Set problem
Reproduce all of the data exactly, with no line skipped.

____

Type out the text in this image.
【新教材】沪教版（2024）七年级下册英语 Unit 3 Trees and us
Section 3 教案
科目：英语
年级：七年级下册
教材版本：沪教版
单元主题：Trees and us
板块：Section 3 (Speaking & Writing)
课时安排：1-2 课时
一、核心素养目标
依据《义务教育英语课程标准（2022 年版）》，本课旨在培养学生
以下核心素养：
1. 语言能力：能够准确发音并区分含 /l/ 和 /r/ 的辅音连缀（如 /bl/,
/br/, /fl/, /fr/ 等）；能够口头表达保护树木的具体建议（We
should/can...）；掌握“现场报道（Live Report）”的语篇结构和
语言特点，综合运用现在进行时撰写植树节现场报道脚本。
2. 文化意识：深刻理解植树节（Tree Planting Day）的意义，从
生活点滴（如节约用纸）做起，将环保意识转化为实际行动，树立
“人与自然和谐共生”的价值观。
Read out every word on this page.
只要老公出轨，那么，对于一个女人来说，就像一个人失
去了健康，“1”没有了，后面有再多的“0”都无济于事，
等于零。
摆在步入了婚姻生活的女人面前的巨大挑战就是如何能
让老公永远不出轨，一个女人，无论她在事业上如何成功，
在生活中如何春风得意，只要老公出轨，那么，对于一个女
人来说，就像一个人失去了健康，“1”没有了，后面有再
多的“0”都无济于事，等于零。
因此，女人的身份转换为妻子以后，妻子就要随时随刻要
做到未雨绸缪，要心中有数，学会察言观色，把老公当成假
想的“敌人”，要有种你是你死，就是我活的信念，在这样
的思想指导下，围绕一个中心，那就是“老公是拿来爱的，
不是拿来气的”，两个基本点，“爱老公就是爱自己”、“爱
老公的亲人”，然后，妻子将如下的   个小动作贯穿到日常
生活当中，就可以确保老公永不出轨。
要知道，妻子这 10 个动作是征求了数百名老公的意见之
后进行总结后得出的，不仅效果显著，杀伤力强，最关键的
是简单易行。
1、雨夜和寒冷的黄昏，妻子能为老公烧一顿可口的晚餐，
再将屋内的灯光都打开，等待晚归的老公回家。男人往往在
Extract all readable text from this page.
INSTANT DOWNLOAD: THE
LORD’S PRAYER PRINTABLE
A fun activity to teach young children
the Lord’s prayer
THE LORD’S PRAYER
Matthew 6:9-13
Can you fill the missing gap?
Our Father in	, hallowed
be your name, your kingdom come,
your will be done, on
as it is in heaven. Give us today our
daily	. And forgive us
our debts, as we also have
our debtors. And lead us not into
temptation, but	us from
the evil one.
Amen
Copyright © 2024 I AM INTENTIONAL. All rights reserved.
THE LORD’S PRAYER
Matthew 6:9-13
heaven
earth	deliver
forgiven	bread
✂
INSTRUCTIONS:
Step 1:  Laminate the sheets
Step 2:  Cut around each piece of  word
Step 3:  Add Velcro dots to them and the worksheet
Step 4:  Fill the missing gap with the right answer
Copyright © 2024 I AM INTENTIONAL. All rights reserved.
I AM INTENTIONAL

____

Response to this exercise
Type out the text in this image.
【新教材】沪教版（2024）七年级下册英语 Unit 3 Trees and us
Section 3 教案
科目：英语
年级：七年级下册
教材版本：沪教版
单元主题：Trees and us
板块：Section 3 (Speaking & Writing)
课时安排：1-2 课时
一、核心素养目标
依据《义务教育英语课程标准（2022 年版）》，本课旨在培养学生
以下核心素养：
1. 语言能力：能够准确发音并区分含 /l/ 和 /r/ 的辅音连缀（如 /bl/,
/br/, /fl/, /fr/ 等）；能够口头表达保护树木的具体建议（We
should/can...）；掌握“现场报道（Live Report）”的语篇结构和
语言特点，综合运用现在进行时撰写植树节现场报道脚本。
2. 文化意识：深刻理解植树节（Tree Planting Day）的意义，从
生活点滴（如节约用纸）做起，将环保意识转化为实际行动，树立
“人与自然和谐共生”的价值观。
Read out every word on this page.
只要老公出轨，那么，对于一个女人来说，就像一个人失
去了健康，“1”没有了，后面有再多的“0”都无济于事，
等于零。
摆在步入了婚姻生活的女人面前的巨大挑战就是如何能
让老公永远不出轨，一个女人，无论她在事业上如何成功，
在生活中如何春风得意，只要老公出轨，那么，对于一个女
人来说，就像一个人失去了健康，“1”没有了，后面有再
多的“0”都无济于事，等于零。
因此，女人的身份转换为妻子以后，妻子就要随时随刻要
做到未雨绸缪，要心中有数，学会察言观色，把老公当成假
想的“敌人”，要有种你是你死，就是我活的信念，在这样
的思想指导下，围绕一个中心，那就是“老公是拿来爱的，
不是拿来气的”，两个基本点，“爱老公就是爱自己”、“爱
老公的亲人”，然后，妻子将如下的   个小动作贯穿到日常
生活当中，就可以确保老公永不出轨。
要知道，妻子这 10 个动作是征求了数百名老公的意见之
后进行总结后得出的，不仅效果显著，杀伤力强，最关键的
是简单易行。
1、雨夜和寒冷的黄昏，妻子能为老公烧一顿可口的晚餐，
再将屋内的灯光都打开，等待晚归的老公回家。男人往往在
Extract all readable text from this page.
INSTANT DOWNLOAD: THE
LORD’S PRAYER PRINTABLE
A fun activity to teach young children
the Lord’s prayer
THE LORD’S PRAYER
Matthew 6:9-13
Can you fill the missing gap?
Our Father in	, hallowed
be your name, your kingdom come,
your will be done, on
as it is in heaven. Give us today our
daily	. And forgive us
our debts, as we also have
our debtors. And lead us not into
temptation, but	us from
the evil one.
Amen
Copyright © 2024 I AM INTENTIONAL. All rights reserved.
THE LORD’S PRAYER
Matthew 6:9-13
heaven
earth	deliver
forgiven	bread
✂
INSTRUCTIONS:
Step 1:  Laminate the sheets
Step 2:  Cut around each piece of  word
Step 3:  Add Velcro dots to them and the worksheet
Step 4:  Fill the missing gap with the right answer
Copyright © 2024 I AM INTENTIONAL. All rights reserved.
I AM INTENTIONAL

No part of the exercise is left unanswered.